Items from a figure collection
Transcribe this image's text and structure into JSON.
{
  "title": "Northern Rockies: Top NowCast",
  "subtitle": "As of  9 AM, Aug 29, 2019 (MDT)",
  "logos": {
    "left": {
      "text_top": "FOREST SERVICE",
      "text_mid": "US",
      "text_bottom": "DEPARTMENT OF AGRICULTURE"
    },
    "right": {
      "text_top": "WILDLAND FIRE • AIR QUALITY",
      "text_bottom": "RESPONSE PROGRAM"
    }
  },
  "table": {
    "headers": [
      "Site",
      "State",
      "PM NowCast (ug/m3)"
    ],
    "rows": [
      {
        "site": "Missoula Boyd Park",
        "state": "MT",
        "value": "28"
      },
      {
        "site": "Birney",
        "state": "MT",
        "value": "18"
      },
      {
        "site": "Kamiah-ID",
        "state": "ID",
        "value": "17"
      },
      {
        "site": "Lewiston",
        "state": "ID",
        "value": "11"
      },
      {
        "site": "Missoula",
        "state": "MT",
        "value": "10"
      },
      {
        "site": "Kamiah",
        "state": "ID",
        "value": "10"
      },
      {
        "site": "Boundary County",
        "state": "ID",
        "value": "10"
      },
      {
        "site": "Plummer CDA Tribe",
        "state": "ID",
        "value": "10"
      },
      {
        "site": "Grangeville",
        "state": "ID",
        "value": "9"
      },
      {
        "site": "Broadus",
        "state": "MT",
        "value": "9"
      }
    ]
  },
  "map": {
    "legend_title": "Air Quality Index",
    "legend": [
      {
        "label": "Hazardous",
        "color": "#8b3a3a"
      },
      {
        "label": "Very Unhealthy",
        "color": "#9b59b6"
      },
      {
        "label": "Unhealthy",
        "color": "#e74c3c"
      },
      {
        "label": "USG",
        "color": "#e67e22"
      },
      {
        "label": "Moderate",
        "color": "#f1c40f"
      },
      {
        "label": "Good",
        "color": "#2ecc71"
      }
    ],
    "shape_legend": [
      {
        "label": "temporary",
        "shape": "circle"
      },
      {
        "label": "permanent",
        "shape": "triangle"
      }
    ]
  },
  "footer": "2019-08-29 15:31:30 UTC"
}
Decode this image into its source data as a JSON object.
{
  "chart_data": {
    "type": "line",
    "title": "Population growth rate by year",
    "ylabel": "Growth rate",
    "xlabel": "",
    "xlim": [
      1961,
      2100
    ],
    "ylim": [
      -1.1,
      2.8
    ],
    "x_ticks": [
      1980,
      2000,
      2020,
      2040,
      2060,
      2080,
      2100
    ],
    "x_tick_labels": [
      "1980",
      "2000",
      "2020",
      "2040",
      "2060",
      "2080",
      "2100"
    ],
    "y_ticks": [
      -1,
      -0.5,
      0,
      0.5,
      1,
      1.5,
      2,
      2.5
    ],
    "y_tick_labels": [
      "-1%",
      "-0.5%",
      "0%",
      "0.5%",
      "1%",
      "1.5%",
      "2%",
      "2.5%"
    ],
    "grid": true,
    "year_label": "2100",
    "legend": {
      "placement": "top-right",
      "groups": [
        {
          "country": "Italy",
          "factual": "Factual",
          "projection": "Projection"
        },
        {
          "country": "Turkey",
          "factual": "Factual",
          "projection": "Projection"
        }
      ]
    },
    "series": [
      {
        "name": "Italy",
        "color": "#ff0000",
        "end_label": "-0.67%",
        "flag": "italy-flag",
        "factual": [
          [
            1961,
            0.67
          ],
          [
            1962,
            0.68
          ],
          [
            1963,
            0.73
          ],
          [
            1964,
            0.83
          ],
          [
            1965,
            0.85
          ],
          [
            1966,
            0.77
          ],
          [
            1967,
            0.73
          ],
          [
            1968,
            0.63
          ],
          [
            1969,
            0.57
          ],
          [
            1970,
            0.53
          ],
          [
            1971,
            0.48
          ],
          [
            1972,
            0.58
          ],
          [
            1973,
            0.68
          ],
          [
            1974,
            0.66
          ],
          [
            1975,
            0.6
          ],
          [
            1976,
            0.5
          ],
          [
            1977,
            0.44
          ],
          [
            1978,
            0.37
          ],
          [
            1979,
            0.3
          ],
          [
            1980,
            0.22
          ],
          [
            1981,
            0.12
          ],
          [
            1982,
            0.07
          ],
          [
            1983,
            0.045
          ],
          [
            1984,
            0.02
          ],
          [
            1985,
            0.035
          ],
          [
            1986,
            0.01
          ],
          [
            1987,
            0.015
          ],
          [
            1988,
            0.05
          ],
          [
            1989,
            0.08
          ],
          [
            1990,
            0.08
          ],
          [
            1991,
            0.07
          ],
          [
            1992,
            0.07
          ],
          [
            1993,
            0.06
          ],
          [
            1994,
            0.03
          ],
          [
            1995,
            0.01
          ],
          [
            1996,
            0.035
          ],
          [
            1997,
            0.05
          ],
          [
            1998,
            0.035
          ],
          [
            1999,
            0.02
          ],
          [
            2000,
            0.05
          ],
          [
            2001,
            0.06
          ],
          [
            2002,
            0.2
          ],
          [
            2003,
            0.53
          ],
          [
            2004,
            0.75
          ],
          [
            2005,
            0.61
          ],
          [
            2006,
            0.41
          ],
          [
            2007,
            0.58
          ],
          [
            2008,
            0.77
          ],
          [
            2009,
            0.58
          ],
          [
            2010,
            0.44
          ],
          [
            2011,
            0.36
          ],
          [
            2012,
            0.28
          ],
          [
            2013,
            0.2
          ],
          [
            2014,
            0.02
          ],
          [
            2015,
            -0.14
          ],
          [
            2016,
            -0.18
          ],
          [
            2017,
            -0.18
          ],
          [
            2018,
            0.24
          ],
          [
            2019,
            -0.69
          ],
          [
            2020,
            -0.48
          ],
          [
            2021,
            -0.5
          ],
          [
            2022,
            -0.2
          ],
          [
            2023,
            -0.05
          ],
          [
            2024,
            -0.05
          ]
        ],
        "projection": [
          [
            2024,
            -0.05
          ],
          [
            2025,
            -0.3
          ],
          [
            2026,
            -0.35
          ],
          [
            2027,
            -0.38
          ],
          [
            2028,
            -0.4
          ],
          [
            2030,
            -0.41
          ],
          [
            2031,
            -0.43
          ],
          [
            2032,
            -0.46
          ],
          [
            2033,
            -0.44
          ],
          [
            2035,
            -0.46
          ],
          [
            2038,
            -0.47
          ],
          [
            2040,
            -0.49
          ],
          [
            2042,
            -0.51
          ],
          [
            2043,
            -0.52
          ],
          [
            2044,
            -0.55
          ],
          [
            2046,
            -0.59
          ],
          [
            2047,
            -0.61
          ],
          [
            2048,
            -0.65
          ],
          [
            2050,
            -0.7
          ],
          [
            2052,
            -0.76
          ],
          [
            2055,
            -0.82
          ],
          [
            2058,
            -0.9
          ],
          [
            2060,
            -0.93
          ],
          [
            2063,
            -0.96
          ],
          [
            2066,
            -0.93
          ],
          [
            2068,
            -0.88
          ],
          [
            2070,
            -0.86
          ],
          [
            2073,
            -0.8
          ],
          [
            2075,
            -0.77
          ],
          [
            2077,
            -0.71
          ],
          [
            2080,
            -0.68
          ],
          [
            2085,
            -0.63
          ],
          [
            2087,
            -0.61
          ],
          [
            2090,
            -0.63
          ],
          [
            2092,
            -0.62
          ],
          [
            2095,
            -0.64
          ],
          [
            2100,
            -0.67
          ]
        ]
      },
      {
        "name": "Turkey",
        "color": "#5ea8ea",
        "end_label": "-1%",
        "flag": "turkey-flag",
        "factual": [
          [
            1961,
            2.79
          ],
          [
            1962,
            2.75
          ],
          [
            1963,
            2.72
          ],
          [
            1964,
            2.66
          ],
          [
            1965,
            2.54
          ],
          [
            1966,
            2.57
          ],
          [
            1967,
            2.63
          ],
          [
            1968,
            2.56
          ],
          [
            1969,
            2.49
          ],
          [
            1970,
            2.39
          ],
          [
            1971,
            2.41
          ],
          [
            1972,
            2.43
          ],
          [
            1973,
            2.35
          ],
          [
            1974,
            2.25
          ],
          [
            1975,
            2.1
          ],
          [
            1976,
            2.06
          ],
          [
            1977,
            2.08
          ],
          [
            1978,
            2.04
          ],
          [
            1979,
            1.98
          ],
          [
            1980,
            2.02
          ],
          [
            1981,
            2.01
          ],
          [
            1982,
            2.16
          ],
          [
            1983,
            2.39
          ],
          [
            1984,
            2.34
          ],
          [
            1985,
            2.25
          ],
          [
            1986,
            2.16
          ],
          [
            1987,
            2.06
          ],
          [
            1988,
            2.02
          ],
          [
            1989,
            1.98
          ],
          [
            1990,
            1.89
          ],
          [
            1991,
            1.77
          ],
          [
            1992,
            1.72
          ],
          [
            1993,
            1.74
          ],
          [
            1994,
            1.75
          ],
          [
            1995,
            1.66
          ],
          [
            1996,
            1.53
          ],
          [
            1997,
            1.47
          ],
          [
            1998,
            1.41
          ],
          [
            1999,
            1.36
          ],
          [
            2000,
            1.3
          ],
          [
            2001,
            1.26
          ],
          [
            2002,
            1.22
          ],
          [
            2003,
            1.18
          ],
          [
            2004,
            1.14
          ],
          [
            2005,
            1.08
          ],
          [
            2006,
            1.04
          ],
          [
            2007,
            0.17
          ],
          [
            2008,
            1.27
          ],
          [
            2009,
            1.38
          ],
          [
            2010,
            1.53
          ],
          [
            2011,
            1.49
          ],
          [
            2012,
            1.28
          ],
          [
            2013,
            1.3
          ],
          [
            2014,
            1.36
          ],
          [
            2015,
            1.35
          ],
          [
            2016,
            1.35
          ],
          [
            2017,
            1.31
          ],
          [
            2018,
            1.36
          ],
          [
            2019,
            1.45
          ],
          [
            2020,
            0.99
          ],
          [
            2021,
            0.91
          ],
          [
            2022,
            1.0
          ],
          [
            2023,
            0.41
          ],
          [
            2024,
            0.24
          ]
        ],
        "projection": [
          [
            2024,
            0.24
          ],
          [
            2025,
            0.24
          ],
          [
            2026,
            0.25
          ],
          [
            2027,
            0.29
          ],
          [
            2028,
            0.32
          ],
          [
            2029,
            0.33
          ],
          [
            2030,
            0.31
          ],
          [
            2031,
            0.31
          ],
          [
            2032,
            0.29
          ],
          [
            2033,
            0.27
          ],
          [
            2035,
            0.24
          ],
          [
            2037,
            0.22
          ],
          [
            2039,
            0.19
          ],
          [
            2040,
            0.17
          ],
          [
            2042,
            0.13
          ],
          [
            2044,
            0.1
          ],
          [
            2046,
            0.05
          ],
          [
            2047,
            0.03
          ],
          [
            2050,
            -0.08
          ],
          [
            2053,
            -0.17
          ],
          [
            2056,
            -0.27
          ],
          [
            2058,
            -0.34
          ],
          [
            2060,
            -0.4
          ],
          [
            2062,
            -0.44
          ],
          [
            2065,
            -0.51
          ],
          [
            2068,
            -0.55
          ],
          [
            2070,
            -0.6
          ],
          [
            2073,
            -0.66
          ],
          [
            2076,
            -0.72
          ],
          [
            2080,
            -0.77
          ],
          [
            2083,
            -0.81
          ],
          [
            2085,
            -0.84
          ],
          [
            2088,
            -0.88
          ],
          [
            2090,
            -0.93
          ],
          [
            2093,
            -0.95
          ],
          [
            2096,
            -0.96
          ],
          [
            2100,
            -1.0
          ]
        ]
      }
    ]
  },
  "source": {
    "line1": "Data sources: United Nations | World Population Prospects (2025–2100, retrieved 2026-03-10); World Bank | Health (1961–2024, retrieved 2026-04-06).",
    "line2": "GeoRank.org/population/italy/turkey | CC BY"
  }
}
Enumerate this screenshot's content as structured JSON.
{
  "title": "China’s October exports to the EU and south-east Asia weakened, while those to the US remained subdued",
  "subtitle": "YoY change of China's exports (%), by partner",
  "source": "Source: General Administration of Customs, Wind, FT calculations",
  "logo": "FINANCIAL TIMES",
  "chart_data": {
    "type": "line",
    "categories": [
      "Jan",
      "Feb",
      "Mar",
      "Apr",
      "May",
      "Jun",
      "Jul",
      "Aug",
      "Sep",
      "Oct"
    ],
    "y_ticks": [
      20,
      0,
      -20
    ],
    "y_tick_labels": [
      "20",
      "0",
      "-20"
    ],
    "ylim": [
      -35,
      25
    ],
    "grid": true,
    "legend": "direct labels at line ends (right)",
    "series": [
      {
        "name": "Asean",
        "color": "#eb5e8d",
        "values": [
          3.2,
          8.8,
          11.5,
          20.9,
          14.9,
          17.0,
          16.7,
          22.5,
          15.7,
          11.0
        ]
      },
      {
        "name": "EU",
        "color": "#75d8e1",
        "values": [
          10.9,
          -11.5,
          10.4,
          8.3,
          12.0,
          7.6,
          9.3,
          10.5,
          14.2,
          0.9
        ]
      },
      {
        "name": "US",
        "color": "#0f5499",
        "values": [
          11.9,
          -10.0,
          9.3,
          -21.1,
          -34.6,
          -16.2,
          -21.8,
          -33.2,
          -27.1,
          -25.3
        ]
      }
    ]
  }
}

- [PROBLEM STATEMENT] The lines to collect are those holding the string "name"; copy them all.

- [THE RESPONSE]
        "name": "Italy",
        "name": "Turkey",
        "name": "Asean",
        "name": "EU",
        "name": "US",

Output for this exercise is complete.